Problem to solve -
Your task is to write out exactly the lines from the line containing "Enumerate this screenshot's" through the end of the records, inclusive at both ends.

Dataset records -

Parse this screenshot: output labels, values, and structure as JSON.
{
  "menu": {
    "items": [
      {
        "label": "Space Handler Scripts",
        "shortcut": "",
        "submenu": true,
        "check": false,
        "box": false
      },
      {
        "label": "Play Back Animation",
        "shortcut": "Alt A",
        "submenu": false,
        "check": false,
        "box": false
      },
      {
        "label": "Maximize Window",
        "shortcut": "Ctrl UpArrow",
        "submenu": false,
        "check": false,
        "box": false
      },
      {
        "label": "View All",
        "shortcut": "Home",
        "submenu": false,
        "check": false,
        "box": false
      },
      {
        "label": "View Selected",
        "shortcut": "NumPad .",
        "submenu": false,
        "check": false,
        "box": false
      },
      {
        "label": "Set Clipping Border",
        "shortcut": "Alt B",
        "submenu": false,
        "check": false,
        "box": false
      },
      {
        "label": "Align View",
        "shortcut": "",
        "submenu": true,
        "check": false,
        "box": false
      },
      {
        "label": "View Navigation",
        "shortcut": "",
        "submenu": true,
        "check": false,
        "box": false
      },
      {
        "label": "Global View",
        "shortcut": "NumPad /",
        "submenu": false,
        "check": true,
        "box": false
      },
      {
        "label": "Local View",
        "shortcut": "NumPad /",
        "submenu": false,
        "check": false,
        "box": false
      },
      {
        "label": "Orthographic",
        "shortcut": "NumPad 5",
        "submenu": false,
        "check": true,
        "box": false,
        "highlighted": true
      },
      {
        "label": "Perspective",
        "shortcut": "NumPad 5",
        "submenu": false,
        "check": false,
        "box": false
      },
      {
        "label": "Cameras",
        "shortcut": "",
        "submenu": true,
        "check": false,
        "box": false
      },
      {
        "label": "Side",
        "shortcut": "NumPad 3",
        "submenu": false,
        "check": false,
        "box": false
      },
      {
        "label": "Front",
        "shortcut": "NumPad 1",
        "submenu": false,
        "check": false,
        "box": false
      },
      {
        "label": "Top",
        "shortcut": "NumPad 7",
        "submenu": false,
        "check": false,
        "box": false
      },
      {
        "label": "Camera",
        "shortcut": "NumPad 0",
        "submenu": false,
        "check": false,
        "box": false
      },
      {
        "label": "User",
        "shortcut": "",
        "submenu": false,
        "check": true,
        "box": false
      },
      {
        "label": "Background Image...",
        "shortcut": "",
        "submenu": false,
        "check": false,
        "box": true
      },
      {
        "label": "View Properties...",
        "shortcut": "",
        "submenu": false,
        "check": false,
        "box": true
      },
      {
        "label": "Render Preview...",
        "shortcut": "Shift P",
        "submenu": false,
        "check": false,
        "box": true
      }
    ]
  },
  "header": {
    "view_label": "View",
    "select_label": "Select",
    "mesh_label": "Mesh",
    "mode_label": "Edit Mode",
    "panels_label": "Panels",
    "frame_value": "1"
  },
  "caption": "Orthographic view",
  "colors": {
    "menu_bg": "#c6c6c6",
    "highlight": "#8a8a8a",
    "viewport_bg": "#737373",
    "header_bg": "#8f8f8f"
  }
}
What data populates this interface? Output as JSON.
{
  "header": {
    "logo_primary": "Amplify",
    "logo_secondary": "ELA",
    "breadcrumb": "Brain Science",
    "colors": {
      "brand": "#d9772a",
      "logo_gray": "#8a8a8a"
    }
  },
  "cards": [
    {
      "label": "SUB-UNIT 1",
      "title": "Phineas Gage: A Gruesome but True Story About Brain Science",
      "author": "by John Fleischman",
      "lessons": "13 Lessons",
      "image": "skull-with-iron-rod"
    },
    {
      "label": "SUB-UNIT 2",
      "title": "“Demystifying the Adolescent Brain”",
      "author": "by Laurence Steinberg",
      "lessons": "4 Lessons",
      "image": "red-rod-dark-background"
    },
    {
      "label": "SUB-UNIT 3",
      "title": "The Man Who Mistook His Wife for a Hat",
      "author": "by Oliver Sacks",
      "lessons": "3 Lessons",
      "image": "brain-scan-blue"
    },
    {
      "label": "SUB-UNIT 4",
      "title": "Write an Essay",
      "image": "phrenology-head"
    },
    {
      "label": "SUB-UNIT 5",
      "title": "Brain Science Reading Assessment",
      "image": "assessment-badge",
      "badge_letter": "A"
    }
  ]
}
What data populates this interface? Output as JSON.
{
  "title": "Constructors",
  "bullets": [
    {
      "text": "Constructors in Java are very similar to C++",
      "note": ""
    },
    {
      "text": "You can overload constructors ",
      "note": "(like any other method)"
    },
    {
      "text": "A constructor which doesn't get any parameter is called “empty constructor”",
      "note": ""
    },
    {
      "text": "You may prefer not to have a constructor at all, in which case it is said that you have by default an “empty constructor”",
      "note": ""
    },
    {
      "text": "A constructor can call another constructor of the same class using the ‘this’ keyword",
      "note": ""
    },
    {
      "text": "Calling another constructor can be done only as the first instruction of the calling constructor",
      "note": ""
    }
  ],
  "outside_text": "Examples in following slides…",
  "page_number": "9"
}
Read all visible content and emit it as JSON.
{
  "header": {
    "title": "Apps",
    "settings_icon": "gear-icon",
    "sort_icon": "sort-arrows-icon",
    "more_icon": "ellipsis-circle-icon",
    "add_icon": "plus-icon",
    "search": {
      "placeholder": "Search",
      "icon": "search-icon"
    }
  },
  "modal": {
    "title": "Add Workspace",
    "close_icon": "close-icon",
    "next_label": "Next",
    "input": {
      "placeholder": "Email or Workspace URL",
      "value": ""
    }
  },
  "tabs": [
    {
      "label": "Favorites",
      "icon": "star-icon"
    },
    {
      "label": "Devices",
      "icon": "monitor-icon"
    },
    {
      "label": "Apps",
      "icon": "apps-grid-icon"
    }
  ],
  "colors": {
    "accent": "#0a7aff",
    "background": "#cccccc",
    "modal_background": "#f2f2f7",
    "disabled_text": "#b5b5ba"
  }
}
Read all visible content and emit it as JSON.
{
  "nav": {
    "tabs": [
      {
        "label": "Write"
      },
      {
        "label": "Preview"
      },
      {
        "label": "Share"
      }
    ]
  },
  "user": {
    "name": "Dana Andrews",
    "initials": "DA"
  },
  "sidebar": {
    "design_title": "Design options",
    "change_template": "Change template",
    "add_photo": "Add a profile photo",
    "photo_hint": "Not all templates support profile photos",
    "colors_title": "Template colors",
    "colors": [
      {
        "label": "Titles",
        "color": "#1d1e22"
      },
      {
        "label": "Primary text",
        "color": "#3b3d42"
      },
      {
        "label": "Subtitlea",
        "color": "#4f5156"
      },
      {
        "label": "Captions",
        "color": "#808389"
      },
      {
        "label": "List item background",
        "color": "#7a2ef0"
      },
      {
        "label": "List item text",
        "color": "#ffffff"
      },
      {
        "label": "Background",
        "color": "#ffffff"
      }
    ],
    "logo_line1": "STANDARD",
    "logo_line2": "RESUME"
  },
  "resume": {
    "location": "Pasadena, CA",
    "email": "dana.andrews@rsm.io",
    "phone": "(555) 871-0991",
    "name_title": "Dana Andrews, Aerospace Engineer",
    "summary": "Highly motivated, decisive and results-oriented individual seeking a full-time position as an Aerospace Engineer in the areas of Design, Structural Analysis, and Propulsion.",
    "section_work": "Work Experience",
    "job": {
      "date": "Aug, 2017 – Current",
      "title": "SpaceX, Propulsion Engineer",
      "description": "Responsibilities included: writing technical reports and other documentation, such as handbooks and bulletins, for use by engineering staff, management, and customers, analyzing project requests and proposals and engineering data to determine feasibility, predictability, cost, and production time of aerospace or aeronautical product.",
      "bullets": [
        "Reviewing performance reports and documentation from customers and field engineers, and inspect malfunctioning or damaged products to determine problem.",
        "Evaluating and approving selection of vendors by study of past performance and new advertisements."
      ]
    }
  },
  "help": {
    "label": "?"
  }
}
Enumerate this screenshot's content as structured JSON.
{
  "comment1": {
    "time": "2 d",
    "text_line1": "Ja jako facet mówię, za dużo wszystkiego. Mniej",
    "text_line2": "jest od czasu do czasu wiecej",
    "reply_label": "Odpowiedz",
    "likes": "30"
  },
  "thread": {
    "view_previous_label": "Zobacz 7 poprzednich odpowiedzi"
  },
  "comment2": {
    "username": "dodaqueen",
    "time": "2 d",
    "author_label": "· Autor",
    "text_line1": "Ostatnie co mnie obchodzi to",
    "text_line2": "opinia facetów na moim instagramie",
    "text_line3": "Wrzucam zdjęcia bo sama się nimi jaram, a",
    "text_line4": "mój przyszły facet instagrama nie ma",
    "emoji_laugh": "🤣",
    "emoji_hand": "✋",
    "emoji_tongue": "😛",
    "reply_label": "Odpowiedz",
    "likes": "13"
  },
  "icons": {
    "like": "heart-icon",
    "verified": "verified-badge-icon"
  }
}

Solution to the problem -
Enumerate this screenshot's content as structured JSON.
{
  "comment1": {
    "time": "2 d",
    "text_line1": "Ja jako facet mówię, za dużo wszystkiego. Mniej",
    "text_line2": "jest od czasu do czasu wiecej",
    "reply_label": "Odpowiedz",
    "likes": "30"
  },
  "thread": {
    "view_previous_label": "Zobacz 7 poprzednich odpowiedzi"
  },
  "comment2": {
    "username": "dodaqueen",
    "time": "2 d",
    "author_label": "· Autor",
    "text_line1": "Ostatnie co mnie obchodzi to",
    "text_line2": "opinia facetów na moim instagramie",
    "text_line3": "Wrzucam zdjęcia bo sama się nimi jaram, a",
    "text_line4": "mój przyszły facet instagrama nie ma",
    "emoji_laugh": "🤣",
    "emoji_hand": "✋",
    "emoji_tongue": "😛",
    "reply_label": "Odpowiedz",
    "likes": "13"
  },
  "icons": {
    "like": "heart-icon",
    "verified": "verified-badge-icon"
  }
}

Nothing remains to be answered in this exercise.